**Written request**. Pictures stay out of the copy; restate everything else in the material exactly.

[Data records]
━━━

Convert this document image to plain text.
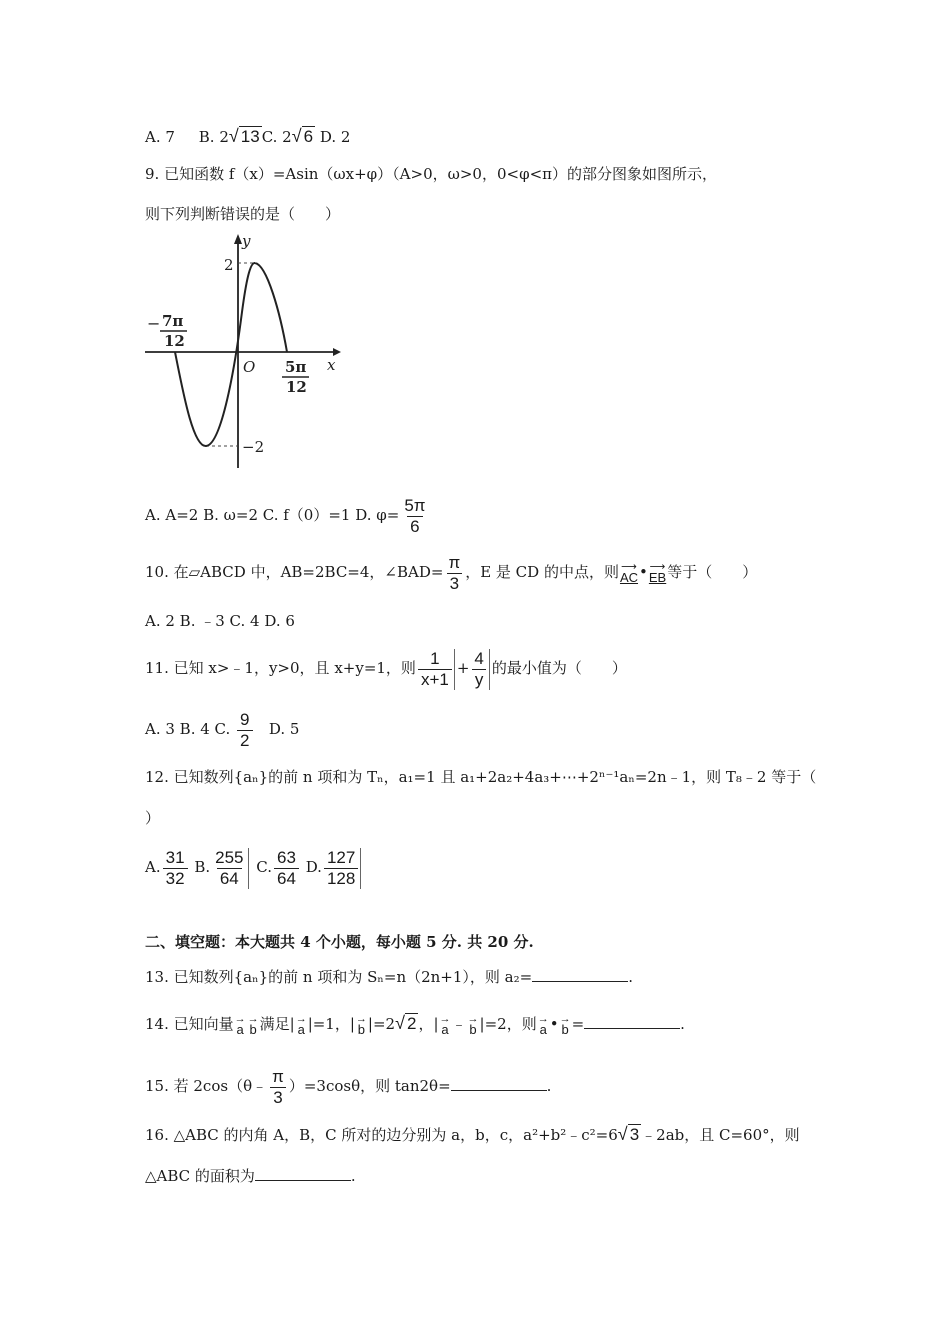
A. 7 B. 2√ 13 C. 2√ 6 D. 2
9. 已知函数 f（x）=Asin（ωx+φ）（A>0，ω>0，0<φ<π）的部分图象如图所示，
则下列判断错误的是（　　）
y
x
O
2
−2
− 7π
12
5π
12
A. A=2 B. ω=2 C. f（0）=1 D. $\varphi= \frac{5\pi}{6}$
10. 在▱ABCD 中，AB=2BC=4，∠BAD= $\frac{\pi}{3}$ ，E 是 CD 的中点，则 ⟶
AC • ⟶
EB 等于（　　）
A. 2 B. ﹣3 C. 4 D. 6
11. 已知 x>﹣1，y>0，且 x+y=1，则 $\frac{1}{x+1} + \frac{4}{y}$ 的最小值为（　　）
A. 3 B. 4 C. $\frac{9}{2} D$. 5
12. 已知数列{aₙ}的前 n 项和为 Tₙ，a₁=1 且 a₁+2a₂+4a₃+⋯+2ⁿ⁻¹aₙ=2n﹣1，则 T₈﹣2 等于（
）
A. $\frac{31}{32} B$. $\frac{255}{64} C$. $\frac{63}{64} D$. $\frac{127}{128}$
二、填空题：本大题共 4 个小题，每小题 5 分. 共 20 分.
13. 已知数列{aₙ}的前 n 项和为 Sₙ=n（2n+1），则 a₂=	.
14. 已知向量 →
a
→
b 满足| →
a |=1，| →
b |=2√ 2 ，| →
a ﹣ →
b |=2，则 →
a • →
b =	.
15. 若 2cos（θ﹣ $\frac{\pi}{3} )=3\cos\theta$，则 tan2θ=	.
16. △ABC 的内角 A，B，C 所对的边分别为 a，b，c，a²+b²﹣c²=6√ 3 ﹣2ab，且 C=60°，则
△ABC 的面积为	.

━━━

**Task solution**.
Convert this document image to plain text.
A. 7 B. 2√ 13 C. 2√ 6 D. 2
9. 已知函数 f（x）=Asin（ωx+φ）（A>0，ω>0，0<φ<π）的部分图象如图所示，
则下列判断错误的是（　　）
y
x
O
2
−2
− 7π
12
5π
12
A. A=2 B. ω=2 C. f（0）=1 D. $\varphi= \frac{5\pi}{6}$
10. 在▱ABCD 中，AB=2BC=4，∠BAD= $\frac{\pi}{3}$ ，E 是 CD 的中点，则 ⟶
AC • ⟶
EB 等于（　　）
A. 2 B. ﹣3 C. 4 D. 6
11. 已知 x>﹣1，y>0，且 x+y=1，则 $\frac{1}{x+1} + \frac{4}{y}$ 的最小值为（　　）
A. 3 B. 4 C. $\frac{9}{2} D$. 5
12. 已知数列{aₙ}的前 n 项和为 Tₙ，a₁=1 且 a₁+2a₂+4a₃+⋯+2ⁿ⁻¹aₙ=2n﹣1，则 T₈﹣2 等于（
）
A. $\frac{31}{32} B$. $\frac{255}{64} C$. $\frac{63}{64} D$. $\frac{127}{128}$
二、填空题：本大题共 4 个小题，每小题 5 分. 共 20 分.
13. 已知数列{aₙ}的前 n 项和为 Sₙ=n（2n+1），则 a₂=	.
14. 已知向量 →
a
→
b 满足| →
a |=1，| →
b |=2√ 2 ，| →
a ﹣ →
b |=2，则 →
a • →
b =	.
15. 若 2cos（θ﹣ $\frac{\pi}{3} )=3\cos\theta$，则 tan2θ=	.
16. △ABC 的内角 A，B，C 所对的边分别为 a，b，c，a²+b²﹣c²=6√ 3 ﹣2ab，且 C=60°，则
△ABC 的面积为	.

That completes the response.